## RECORD SET
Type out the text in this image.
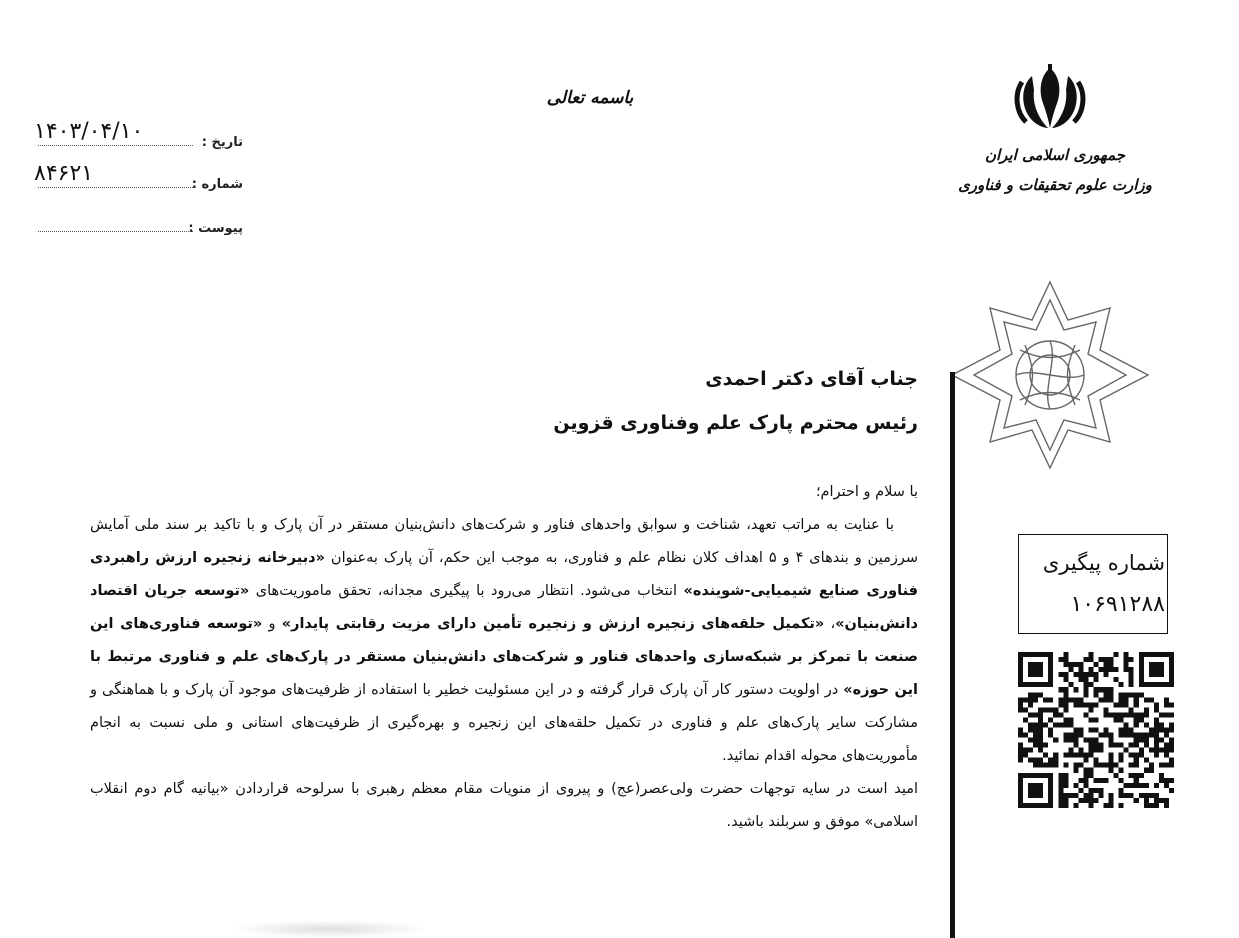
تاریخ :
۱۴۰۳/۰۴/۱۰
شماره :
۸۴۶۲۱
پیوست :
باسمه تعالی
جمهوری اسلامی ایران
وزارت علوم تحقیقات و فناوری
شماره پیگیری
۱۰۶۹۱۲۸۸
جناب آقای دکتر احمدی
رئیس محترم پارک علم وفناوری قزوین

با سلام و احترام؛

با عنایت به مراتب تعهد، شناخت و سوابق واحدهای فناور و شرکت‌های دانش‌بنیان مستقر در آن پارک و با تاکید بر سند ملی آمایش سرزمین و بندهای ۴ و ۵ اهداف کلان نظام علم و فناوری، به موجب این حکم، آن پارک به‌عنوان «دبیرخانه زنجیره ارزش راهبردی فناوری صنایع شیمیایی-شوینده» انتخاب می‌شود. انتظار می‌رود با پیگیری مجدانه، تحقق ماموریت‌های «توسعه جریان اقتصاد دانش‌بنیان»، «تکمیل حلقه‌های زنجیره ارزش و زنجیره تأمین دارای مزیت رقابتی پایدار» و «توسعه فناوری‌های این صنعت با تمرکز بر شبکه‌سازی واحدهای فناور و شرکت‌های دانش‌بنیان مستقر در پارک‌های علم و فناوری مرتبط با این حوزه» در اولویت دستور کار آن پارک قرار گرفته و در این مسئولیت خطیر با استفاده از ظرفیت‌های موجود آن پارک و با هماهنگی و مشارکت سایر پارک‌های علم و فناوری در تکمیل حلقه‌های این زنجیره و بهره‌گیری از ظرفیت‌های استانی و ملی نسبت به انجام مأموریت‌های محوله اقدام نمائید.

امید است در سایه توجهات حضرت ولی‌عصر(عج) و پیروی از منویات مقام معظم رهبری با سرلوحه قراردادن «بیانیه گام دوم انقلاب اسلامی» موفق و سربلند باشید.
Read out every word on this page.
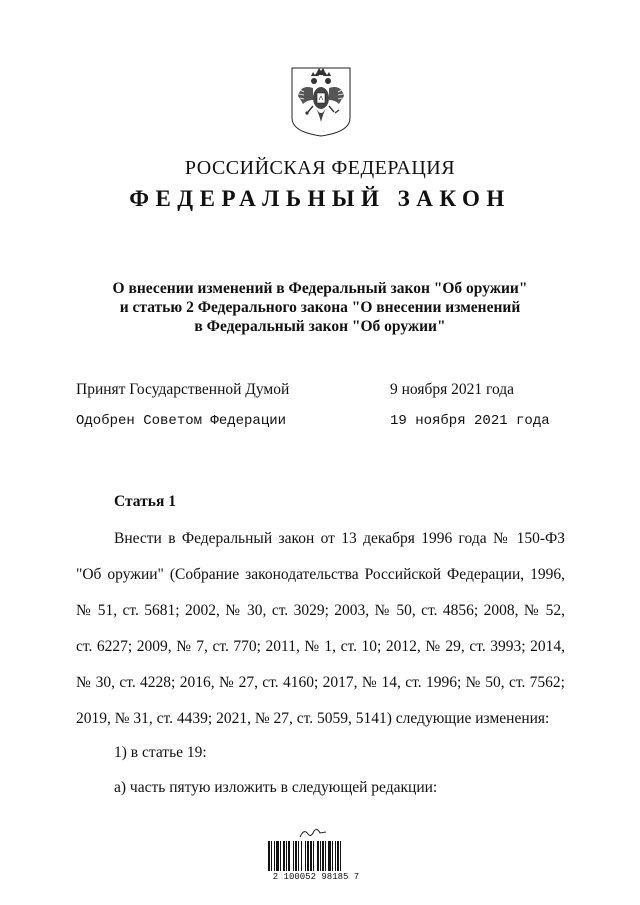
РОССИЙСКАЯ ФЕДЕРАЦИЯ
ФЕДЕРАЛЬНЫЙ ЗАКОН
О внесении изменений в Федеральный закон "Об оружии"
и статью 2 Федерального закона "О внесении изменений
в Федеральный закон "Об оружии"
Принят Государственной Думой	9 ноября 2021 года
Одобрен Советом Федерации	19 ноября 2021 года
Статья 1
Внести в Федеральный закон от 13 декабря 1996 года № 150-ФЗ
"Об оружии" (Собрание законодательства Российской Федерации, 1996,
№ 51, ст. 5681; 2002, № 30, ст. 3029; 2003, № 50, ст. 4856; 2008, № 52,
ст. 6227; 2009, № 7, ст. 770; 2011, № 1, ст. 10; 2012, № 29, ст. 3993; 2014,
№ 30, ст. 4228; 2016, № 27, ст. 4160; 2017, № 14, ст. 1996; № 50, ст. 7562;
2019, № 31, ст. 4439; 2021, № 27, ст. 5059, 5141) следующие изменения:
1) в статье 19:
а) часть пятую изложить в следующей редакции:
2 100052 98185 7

## THE TASK
Reproduce the listing word for word and omit its pictures.

## SOLVED PROBLEM
Type out the text in this image.
تاریخ :
۱۴۰۳/۰۴/۱۰
شماره :
۸۴۶۲۱
پیوست :
باسمه تعالی
جمهوری اسلامی ایران
وزارت علوم تحقیقات و فناوری
شماره پیگیری
۱۰۶۹۱۲۸۸
جناب آقای دکتر احمدی
رئیس محترم پارک علم وفناوری قزوین

با سلام و احترام؛

با عنایت به مراتب تعهد، شناخت و سوابق واحدهای فناور و شرکت‌های دانش‌بنیان مستقر در آن پارک و با تاکید بر سند ملی آمایش سرزمین و بندهای ۴ و ۵ اهداف کلان نظام علم و فناوری، به موجب این حکم، آن پارک به‌عنوان «دبیرخانه زنجیره ارزش راهبردی فناوری صنایع شیمیایی-شوینده» انتخاب می‌شود. انتظار می‌رود با پیگیری مجدانه، تحقق ماموریت‌های «توسعه جریان اقتصاد دانش‌بنیان»، «تکمیل حلقه‌های زنجیره ارزش و زنجیره تأمین دارای مزیت رقابتی پایدار» و «توسعه فناوری‌های این صنعت با تمرکز بر شبکه‌سازی واحدهای فناور و شرکت‌های دانش‌بنیان مستقر در پارک‌های علم و فناوری مرتبط با این حوزه» در اولویت دستور کار آن پارک قرار گرفته و در این مسئولیت خطیر با استفاده از ظرفیت‌های موجود آن پارک و با هماهنگی و مشارکت سایر پارک‌های علم و فناوری در تکمیل حلقه‌های این زنجیره و بهره‌گیری از ظرفیت‌های استانی و ملی نسبت به انجام مأموریت‌های محوله اقدام نمائید.

امید است در سایه توجهات حضرت ولی‌عصر(عج) و پیروی از منویات مقام معظم رهبری با سرلوحه قراردادن «بیانیه گام دوم انقلاب اسلامی» موفق و سربلند باشید.
Read out every word on this page.
РОССИЙСКАЯ ФЕДЕРАЦИЯ
ФЕДЕРАЛЬНЫЙ ЗАКОН
О внесении изменений в Федеральный закон "Об оружии"
и статью 2 Федерального закона "О внесении изменений
в Федеральный закон "Об оружии"
Принят Государственной Думой	9 ноября 2021 года
Одобрен Советом Федерации	19 ноября 2021 года
Статья 1
Внести в Федеральный закон от 13 декабря 1996 года № 150-ФЗ
"Об оружии" (Собрание законодательства Российской Федерации, 1996,
№ 51, ст. 5681; 2002, № 30, ст. 3029; 2003, № 50, ст. 4856; 2008, № 52,
ст. 6227; 2009, № 7, ст. 770; 2011, № 1, ст. 10; 2012, № 29, ст. 3993; 2014,
№ 30, ст. 4228; 2016, № 27, ст. 4160; 2017, № 14, ст. 1996; № 50, ст. 7562;
2019, № 31, ст. 4439; 2021, № 27, ст. 5059, 5141) следующие изменения:
1) в статье 19:
а) часть пятую изложить в следующей редакции:
2 100052 98185 7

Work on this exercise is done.